WHAT YOU SHOULD DO: Will you quote all of the entries, word for word?

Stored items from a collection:
===============

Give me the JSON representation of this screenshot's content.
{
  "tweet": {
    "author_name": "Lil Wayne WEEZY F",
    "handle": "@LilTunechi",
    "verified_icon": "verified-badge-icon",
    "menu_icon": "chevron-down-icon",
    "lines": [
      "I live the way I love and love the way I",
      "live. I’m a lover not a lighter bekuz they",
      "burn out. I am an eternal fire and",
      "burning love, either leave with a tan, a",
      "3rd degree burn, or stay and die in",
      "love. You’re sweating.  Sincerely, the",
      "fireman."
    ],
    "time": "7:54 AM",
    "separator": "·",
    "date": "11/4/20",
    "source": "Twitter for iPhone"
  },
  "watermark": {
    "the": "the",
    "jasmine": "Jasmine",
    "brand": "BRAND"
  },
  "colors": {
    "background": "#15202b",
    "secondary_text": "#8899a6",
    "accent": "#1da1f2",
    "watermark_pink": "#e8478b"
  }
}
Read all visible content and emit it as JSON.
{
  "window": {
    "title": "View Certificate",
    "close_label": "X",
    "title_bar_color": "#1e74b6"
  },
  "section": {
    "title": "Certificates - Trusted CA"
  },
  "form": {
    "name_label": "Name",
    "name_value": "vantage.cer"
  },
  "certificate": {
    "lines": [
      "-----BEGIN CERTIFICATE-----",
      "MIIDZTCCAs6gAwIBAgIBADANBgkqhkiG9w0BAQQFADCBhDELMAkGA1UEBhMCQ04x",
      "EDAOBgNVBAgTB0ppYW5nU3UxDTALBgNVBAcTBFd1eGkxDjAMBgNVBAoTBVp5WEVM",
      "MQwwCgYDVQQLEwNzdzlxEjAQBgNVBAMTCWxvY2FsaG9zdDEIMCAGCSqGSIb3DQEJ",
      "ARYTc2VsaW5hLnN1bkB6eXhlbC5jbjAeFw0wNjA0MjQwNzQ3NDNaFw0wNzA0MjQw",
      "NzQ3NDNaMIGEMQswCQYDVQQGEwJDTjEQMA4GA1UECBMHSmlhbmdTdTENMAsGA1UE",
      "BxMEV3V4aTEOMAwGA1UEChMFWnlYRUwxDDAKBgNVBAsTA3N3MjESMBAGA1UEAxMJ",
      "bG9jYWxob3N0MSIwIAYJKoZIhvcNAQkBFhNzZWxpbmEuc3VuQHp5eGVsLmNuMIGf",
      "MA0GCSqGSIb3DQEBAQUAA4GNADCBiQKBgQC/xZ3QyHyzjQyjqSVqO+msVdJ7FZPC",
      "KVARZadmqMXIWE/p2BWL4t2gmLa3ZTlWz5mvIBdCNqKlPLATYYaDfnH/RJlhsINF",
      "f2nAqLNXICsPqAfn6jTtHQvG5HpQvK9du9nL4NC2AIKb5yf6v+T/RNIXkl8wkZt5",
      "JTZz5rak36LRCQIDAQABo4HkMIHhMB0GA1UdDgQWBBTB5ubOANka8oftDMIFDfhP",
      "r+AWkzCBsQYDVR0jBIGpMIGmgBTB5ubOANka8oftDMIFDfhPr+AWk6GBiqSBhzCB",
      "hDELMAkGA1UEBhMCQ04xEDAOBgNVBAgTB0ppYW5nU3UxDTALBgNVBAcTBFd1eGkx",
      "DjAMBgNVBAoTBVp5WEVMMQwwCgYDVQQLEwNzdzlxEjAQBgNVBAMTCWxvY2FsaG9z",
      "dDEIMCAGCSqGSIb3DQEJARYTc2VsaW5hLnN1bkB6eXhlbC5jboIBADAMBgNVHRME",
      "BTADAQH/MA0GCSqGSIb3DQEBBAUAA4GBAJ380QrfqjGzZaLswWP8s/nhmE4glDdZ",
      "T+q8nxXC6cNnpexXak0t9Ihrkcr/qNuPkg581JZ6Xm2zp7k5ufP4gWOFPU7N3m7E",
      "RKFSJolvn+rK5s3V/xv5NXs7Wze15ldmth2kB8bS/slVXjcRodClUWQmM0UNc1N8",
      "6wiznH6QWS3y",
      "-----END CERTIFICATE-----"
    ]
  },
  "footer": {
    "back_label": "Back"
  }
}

===============

RESULT:
Give me the JSON representation of this screenshot's content.
{
  "tweet": {
    "author_name": "Lil Wayne WEEZY F",
    "handle": "@LilTunechi",
    "verified_icon": "verified-badge-icon",
    "menu_icon": "chevron-down-icon",
    "lines": [
      "I live the way I love and love the way I",
      "live. I’m a lover not a lighter bekuz they",
      "burn out. I am an eternal fire and",
      "burning love, either leave with a tan, a",
      "3rd degree burn, or stay and die in",
      "love. You’re sweating.  Sincerely, the",
      "fireman."
    ],
    "time": "7:54 AM",
    "separator": "·",
    "date": "11/4/20",
    "source": "Twitter for iPhone"
  },
  "watermark": {
    "the": "the",
    "jasmine": "Jasmine",
    "brand": "BRAND"
  },
  "colors": {
    "background": "#15202b",
    "secondary_text": "#8899a6",
    "accent": "#1da1f2",
    "watermark_pink": "#e8478b"
  }
}
Read all visible content and emit it as JSON.
{
  "window": {
    "title": "View Certificate",
    "close_label": "X",
    "title_bar_color": "#1e74b6"
  },
  "section": {
    "title": "Certificates - Trusted CA"
  },
  "form": {
    "name_label": "Name",
    "name_value": "vantage.cer"
  },
  "certificate": {
    "lines": [
      "-----BEGIN CERTIFICATE-----",
      "MIIDZTCCAs6gAwIBAgIBADANBgkqhkiG9w0BAQQFADCBhDELMAkGA1UEBhMCQ04x",
      "EDAOBgNVBAgTB0ppYW5nU3UxDTALBgNVBAcTBFd1eGkxDjAMBgNVBAoTBVp5WEVM",
      "MQwwCgYDVQQLEwNzdzlxEjAQBgNVBAMTCWxvY2FsaG9zdDEIMCAGCSqGSIb3DQEJ",
      "ARYTc2VsaW5hLnN1bkB6eXhlbC5jbjAeFw0wNjA0MjQwNzQ3NDNaFw0wNzA0MjQw",
      "NzQ3NDNaMIGEMQswCQYDVQQGEwJDTjEQMA4GA1UECBMHSmlhbmdTdTENMAsGA1UE",
      "BxMEV3V4aTEOMAwGA1UEChMFWnlYRUwxDDAKBgNVBAsTA3N3MjESMBAGA1UEAxMJ",
      "bG9jYWxob3N0MSIwIAYJKoZIhvcNAQkBFhNzZWxpbmEuc3VuQHp5eGVsLmNuMIGf",
      "MA0GCSqGSIb3DQEBAQUAA4GNADCBiQKBgQC/xZ3QyHyzjQyjqSVqO+msVdJ7FZPC",
      "KVARZadmqMXIWE/p2BWL4t2gmLa3ZTlWz5mvIBdCNqKlPLATYYaDfnH/RJlhsINF",
      "f2nAqLNXICsPqAfn6jTtHQvG5HpQvK9du9nL4NC2AIKb5yf6v+T/RNIXkl8wkZt5",
      "JTZz5rak36LRCQIDAQABo4HkMIHhMB0GA1UdDgQWBBTB5ubOANka8oftDMIFDfhP",
      "r+AWkzCBsQYDVR0jBIGpMIGmgBTB5ubOANka8oftDMIFDfhPr+AWk6GBiqSBhzCB",
      "hDELMAkGA1UEBhMCQ04xEDAOBgNVBAgTB0ppYW5nU3UxDTALBgNVBAcTBFd1eGkx",
      "DjAMBgNVBAoTBVp5WEVMMQwwCgYDVQQLEwNzdzlxEjAQBgNVBAMTCWxvY2FsaG9z",
      "dDEIMCAGCSqGSIb3DQEJARYTc2VsaW5hLnN1bkB6eXhlbC5jboIBADAMBgNVHRME",
      "BTADAQH/MA0GCSqGSIb3DQEBBAUAA4GBAJ380QrfqjGzZaLswWP8s/nhmE4glDdZ",
      "T+q8nxXC6cNnpexXak0t9Ihrkcr/qNuPkg581JZ6Xm2zp7k5ufP4gWOFPU7N3m7E",
      "RKFSJolvn+rK5s3V/xv5NXs7Wze15ldmth2kB8bS/slVXjcRodClUWQmM0UNc1N8",
      "6wiznH6QWS3y",
      "-----END CERTIFICATE-----"
    ]
  },
  "footer": {
    "back_label": "Back"
  }
}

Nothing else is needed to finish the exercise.